▶ [INSTRUCTION]
Beneath this sentence is a listing. Return its lines from the one containing "Read all visible content and emit it as JSON." through the last, exactly, and omit the pictures.

▶ [SOURCE RECORDS]
++++++

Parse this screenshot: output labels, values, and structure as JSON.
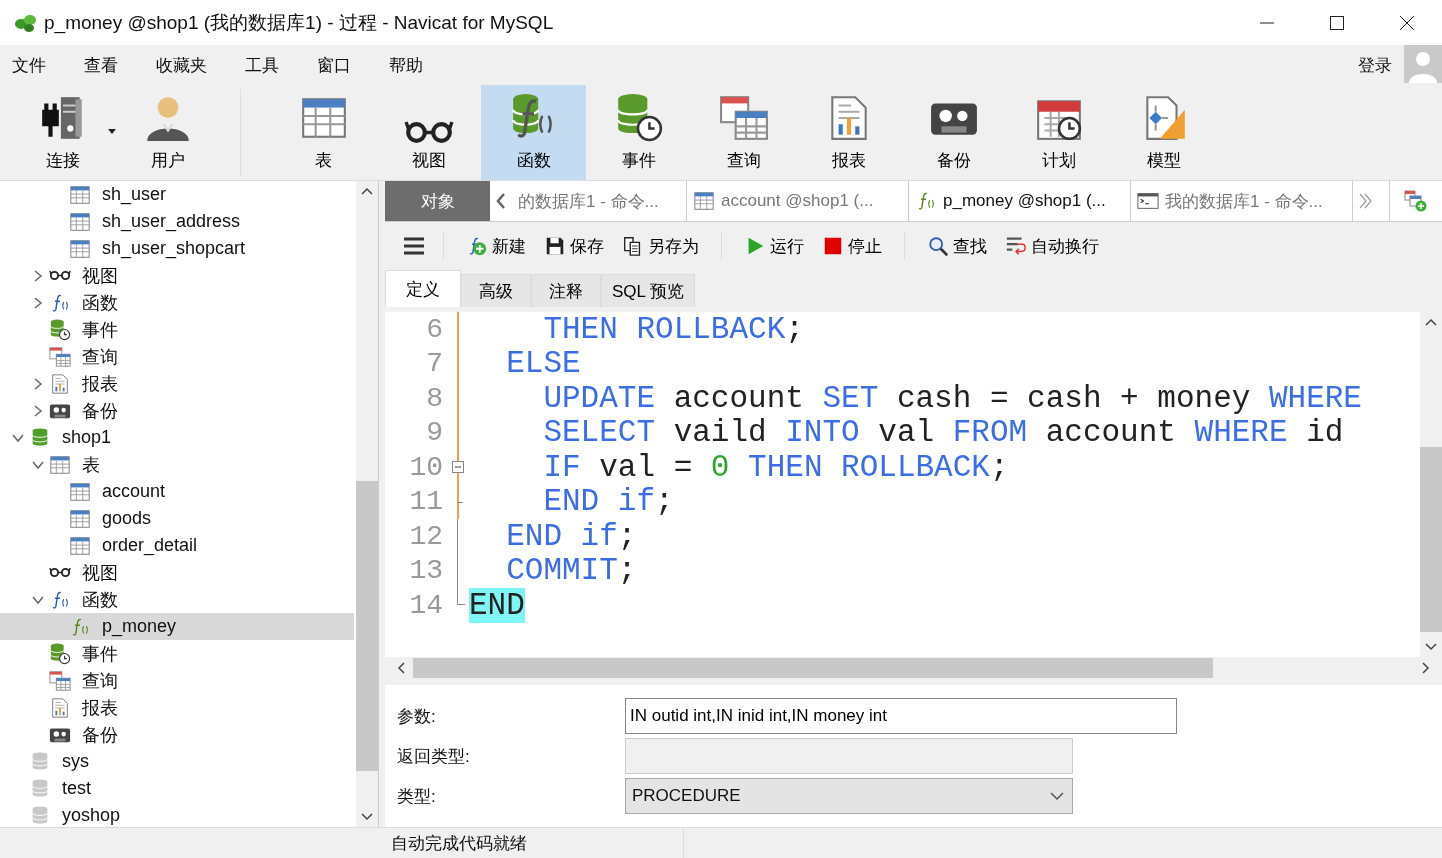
{
  "window": {
    "title": "p_money @shop1 (我的数据库1) - 过程 - Navicat for MySQL"
  },
  "menu": [
    "文件",
    "查看",
    "收藏夹",
    "工具",
    "窗口",
    "帮助"
  ],
  "login": "登录",
  "toolbar": [
    {
      "label": "连接",
      "selected": false,
      "dropdown": true
    },
    {
      "label": "用户",
      "selected": false
    },
    {
      "label": "表",
      "selected": false
    },
    {
      "label": "视图",
      "selected": false
    },
    {
      "label": "函数",
      "selected": true
    },
    {
      "label": "事件",
      "selected": false
    },
    {
      "label": "查询",
      "selected": false
    },
    {
      "label": "报表",
      "selected": false
    },
    {
      "label": "备份",
      "selected": false
    },
    {
      "label": "计划",
      "selected": false
    },
    {
      "label": "模型",
      "selected": false
    }
  ],
  "tree": [
    {
      "children": [
        {
          "children": [
            {
              "label": "sh_user",
              "kind": "table",
              "selected": false
            },
            {
              "label": "sh_user_address",
              "kind": "table",
              "selected": false
            },
            {
              "label": "sh_user_shopcart",
              "kind": "table",
              "selected": false
            }
          ]
        },
        {
          "label": "视图",
          "kind": "view",
          "expanded": false,
          "selected": false
        },
        {
          "label": "函数",
          "kind": "func",
          "expanded": false,
          "selected": false
        },
        {
          "label": "事件",
          "kind": "event",
          "selected": false
        },
        {
          "label": "查询",
          "kind": "query",
          "selected": false
        },
        {
          "label": "报表",
          "kind": "report",
          "expanded": false,
          "selected": false
        },
        {
          "label": "备份",
          "kind": "backup",
          "expanded": false,
          "selected": false
        }
      ]
    },
    {
      "label": "shop1",
      "kind": "db",
      "expanded": true,
      "selected": false,
      "children": [
        {
          "label": "表",
          "kind": "table",
          "expanded": true,
          "selected": false,
          "children": [
            {
              "label": "account",
              "kind": "table",
              "selected": false
            },
            {
              "label": "goods",
              "kind": "table",
              "selected": false
            },
            {
              "label": "order_detail",
              "kind": "table",
              "selected": false
            }
          ]
        },
        {
          "label": "视图",
          "kind": "view",
          "selected": false
        },
        {
          "label": "函数",
          "kind": "func",
          "expanded": true,
          "selected": false,
          "children": [
            {
              "label": "p_money",
              "kind": "proc",
              "selected": true
            }
          ]
        },
        {
          "label": "事件",
          "kind": "event",
          "selected": false
        },
        {
          "label": "查询",
          "kind": "query",
          "selected": false
        },
        {
          "label": "报表",
          "kind": "report",
          "selected": false
        },
        {
          "label": "备份",
          "kind": "backup",
          "selected": false
        }
      ]
    },
    {
      "label": "sys",
      "kind": "dboff",
      "selected": false
    },
    {
      "label": "test",
      "kind": "dboff",
      "selected": false
    },
    {
      "label": "yoshop",
      "kind": "dboff",
      "selected": false
    }
  ],
  "objects_tab": "对象",
  "doc_tabs": [
    {
      "label": "的数据库1 - 命令...",
      "kind": "plain",
      "selected": false
    },
    {
      "label": "account @shop1 (...",
      "kind": "table",
      "selected": false
    },
    {
      "label": "p_money @shop1 (...",
      "kind": "proc",
      "selected": true
    },
    {
      "label": "我的数据库1 - 命令...",
      "kind": "cmd",
      "selected": false
    }
  ],
  "editor_toolbar": [
    {
      "label": "新建"
    },
    {
      "label": "保存"
    },
    {
      "label": "另存为"
    },
    {
      "label": "运行"
    },
    {
      "label": "停止"
    },
    {
      "label": "查找"
    },
    {
      "label": "自动换行"
    }
  ],
  "sub_tabs": [
    {
      "label": "定义",
      "selected": true
    },
    {
      "label": "高级",
      "selected": false
    },
    {
      "label": "注释",
      "selected": false
    },
    {
      "label": "SQL 预览",
      "selected": false
    }
  ],
  "code": [
    {
      "number": "6",
      "kind": "bar",
      "tokens": [
        {
          "kind": "kw",
          "text": "    THEN"
        },
        {
          "kind": "kw",
          "text": " ROLLBACK"
        },
        {
          "kind": "op",
          "text": ";"
        }
      ]
    },
    {
      "number": "7",
      "kind": "bar",
      "tokens": [
        {
          "kind": "kw",
          "text": "  ELSE"
        }
      ]
    },
    {
      "number": "8",
      "kind": "bar",
      "tokens": [
        {
          "kind": "kw",
          "text": "    UPDATE"
        },
        {
          "kind": "id",
          "text": " account"
        },
        {
          "kind": "kw",
          "text": " SET"
        },
        {
          "kind": "id",
          "text": " cash = cash + money"
        },
        {
          "kind": "kw",
          "text": " WHERE"
        }
      ]
    },
    {
      "number": "9",
      "kind": "bar",
      "tokens": [
        {
          "kind": "kw",
          "text": "    SELECT"
        },
        {
          "kind": "id",
          "text": " vaild"
        },
        {
          "kind": "kw",
          "text": " INTO"
        },
        {
          "kind": "id",
          "text": " val"
        },
        {
          "kind": "kw",
          "text": " FROM"
        },
        {
          "kind": "id",
          "text": " account"
        },
        {
          "kind": "kw",
          "text": " WHERE"
        },
        {
          "kind": "id",
          "text": " id"
        }
      ]
    },
    {
      "number": "10",
      "kind": "box",
      "tokens": [
        {
          "kind": "kw",
          "text": "    IF"
        },
        {
          "kind": "id",
          "text": " val ="
        },
        {
          "kind": "num",
          "text": " 0"
        },
        {
          "kind": "kw",
          "text": " THEN ROLLBACK"
        },
        {
          "kind": "op",
          "text": ";"
        }
      ]
    },
    {
      "number": "11",
      "kind": "tick",
      "tokens": [
        {
          "kind": "kw",
          "text": "    END if"
        },
        {
          "kind": "op",
          "text": ";"
        }
      ]
    },
    {
      "number": "12",
      "kind": "line",
      "tokens": [
        {
          "kind": "kw",
          "text": "  END if"
        },
        {
          "kind": "op",
          "text": ";"
        }
      ]
    },
    {
      "number": "13",
      "kind": "line",
      "tokens": [
        {
          "kind": "kw",
          "text": "  COMMIT"
        },
        {
          "kind": "op",
          "text": ";"
        }
      ]
    },
    {
      "number": "14",
      "kind": "end",
      "tokens": [
        {
          "kind": "match",
          "text": "END"
        }
      ]
    }
  ],
  "form": [
    {
      "label": "参数:",
      "kind": "text",
      "value": "IN outid int,IN inid int,IN money int"
    },
    {
      "label": "返回类型:",
      "kind": "disabled"
    },
    {
      "label": "类型:",
      "kind": "select",
      "value": "PROCEDURE"
    }
  ],
  "status_bar": "自动完成代码就绪"
}
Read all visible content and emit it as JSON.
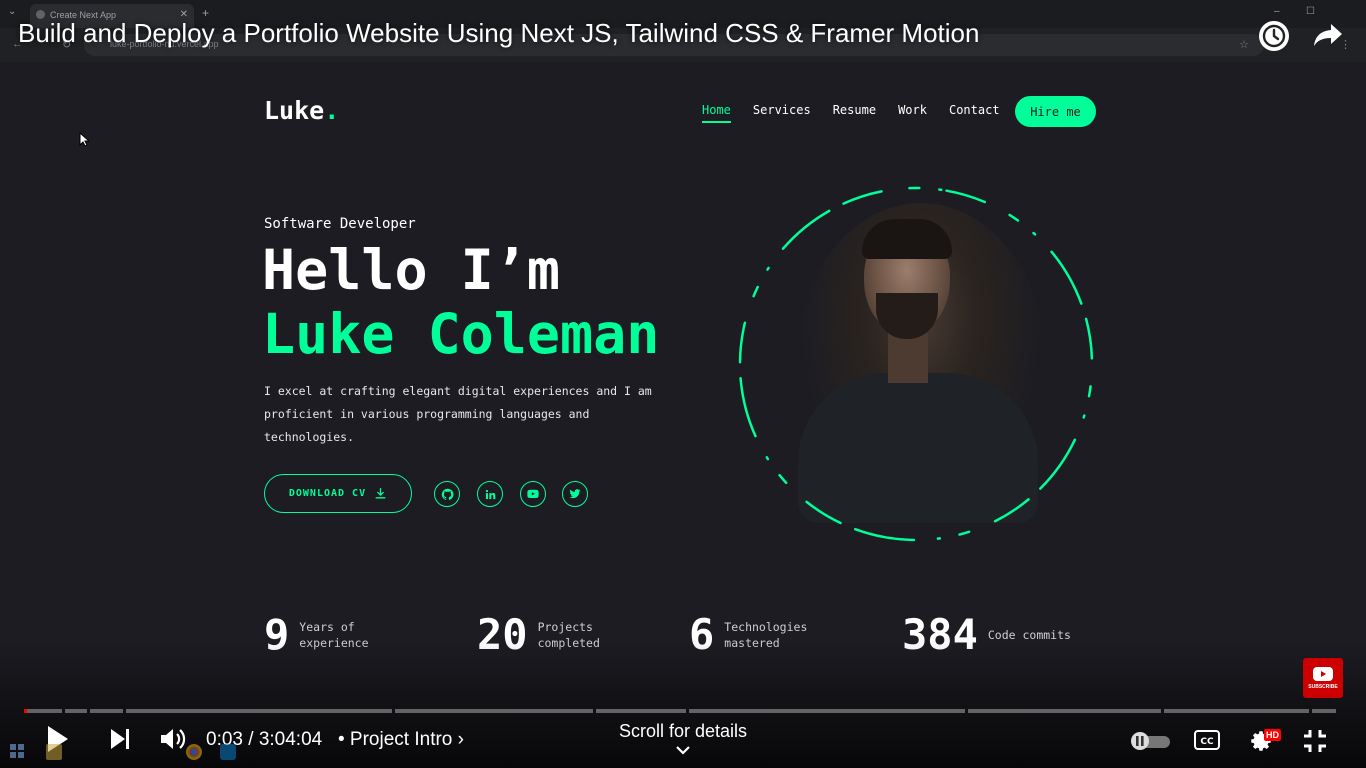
{
  "browser": {
    "tab_title": "Create Next App",
    "address": "luke-portfolio-nu.vercel.app",
    "new_tab_icon": "plus-icon",
    "close_icon": "close-icon"
  },
  "site": {
    "logo": "Luke",
    "logo_dot": ".",
    "nav": [
      "Home",
      "Services",
      "Resume",
      "Work",
      "Contact"
    ],
    "active_nav": "Home",
    "hire_label": "Hire me",
    "role": "Software Developer",
    "greeting": "Hello I’m",
    "name": "Luke Coleman",
    "bio": "I excel at crafting elegant digital experiences and I am proficient in various programming languages and technologies.",
    "cv_label": "DOWNLOAD CV",
    "socials": [
      "github-icon",
      "linkedin-icon",
      "youtube-icon",
      "twitter-icon"
    ],
    "stats": [
      {
        "num": "9",
        "label": "Years of experience"
      },
      {
        "num": "20",
        "label": "Projects completed"
      },
      {
        "num": "6",
        "label": "Technologies mastered"
      },
      {
        "num": "384",
        "label": "Code commits"
      }
    ],
    "accent": "#00ff99",
    "background": "#1c1c22"
  },
  "player": {
    "title": "Build and Deploy a Portfolio Website Using Next JS, Tailwind CSS & Framer Motion",
    "time": "0:03 / 3:04:04",
    "chapter": "• Project Intro",
    "scroll_hint": "Scroll for details",
    "hd_badge": "HD",
    "subscribe_label": "SUBSCRIBE",
    "progress_fraction": 0.0003,
    "accent": "#ff0000"
  }
}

++++++

▶ [REPLY]
Read all visible content and emit it as JSON.
{
  "browser": {
    "tab_title": "Create Next App",
    "address": "luke-portfolio-nu.vercel.app",
    "new_tab_icon": "plus-icon",
    "close_icon": "close-icon"
  },
  "site": {
    "logo": "Luke",
    "logo_dot": ".",
    "nav": [
      "Home",
      "Services",
      "Resume",
      "Work",
      "Contact"
    ],
    "active_nav": "Home",
    "hire_label": "Hire me",
    "role": "Software Developer",
    "greeting": "Hello I’m",
    "name": "Luke Coleman",
    "bio": "I excel at crafting elegant digital experiences and I am proficient in various programming languages and technologies.",
    "cv_label": "DOWNLOAD CV",
    "socials": [
      "github-icon",
      "linkedin-icon",
      "youtube-icon",
      "twitter-icon"
    ],
    "stats": [
      {
        "num": "9",
        "label": "Years of experience"
      },
      {
        "num": "20",
        "label": "Projects completed"
      },
      {
        "num": "6",
        "label": "Technologies mastered"
      },
      {
        "num": "384",
        "label": "Code commits"
      }
    ],
    "accent": "#00ff99",
    "background": "#1c1c22"
  },
  "player": {
    "title": "Build and Deploy a Portfolio Website Using Next JS, Tailwind CSS & Framer Motion",
    "time": "0:03 / 3:04:04",
    "chapter": "• Project Intro",
    "scroll_hint": "Scroll for details",
    "hd_badge": "HD",
    "subscribe_label": "SUBSCRIBE",
    "progress_fraction": 0.0003,
    "accent": "#ff0000"
  }
}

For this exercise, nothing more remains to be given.